Directions for this task
Your answer should be a single number: the count of lines that include the word "JSON".

Dataset records
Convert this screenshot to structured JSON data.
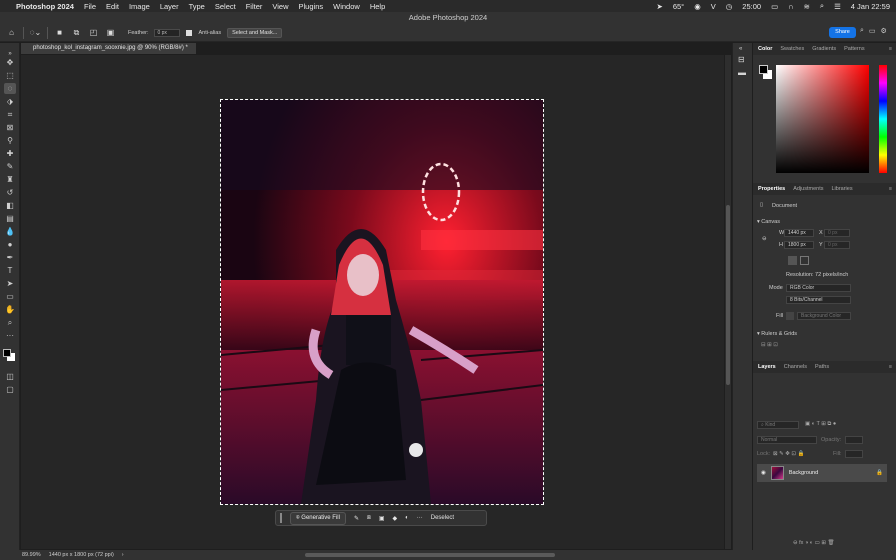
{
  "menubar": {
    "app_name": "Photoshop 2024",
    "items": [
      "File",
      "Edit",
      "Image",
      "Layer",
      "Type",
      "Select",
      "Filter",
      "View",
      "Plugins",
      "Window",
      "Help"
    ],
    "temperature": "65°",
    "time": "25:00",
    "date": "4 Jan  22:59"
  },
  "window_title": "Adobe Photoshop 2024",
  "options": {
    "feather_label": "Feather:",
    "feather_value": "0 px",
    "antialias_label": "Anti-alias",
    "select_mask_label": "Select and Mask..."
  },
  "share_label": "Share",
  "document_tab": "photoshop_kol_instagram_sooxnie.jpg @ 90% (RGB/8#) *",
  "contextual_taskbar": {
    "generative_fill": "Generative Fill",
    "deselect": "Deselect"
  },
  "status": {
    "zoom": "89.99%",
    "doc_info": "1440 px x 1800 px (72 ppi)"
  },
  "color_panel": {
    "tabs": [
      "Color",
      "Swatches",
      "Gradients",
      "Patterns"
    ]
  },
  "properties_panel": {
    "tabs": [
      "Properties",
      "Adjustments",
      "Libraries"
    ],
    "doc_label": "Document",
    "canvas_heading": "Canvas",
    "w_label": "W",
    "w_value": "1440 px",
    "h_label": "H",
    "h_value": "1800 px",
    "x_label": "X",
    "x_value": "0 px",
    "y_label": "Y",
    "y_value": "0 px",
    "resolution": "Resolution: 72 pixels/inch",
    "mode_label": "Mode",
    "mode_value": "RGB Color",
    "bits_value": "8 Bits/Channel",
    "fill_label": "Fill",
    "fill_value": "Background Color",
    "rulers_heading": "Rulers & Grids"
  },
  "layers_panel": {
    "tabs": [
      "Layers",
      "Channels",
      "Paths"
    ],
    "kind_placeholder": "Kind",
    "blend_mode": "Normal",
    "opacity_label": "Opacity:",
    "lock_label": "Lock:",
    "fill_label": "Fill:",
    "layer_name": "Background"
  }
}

==

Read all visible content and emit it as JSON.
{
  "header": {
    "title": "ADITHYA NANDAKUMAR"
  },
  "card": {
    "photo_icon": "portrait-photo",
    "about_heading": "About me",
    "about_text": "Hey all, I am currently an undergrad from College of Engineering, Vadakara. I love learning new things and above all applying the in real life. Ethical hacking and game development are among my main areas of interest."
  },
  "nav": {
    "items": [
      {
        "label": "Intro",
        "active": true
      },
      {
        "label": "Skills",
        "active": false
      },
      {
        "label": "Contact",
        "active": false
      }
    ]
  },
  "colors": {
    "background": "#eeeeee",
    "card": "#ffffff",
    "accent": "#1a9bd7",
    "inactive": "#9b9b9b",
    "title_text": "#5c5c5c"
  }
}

Worked solution
2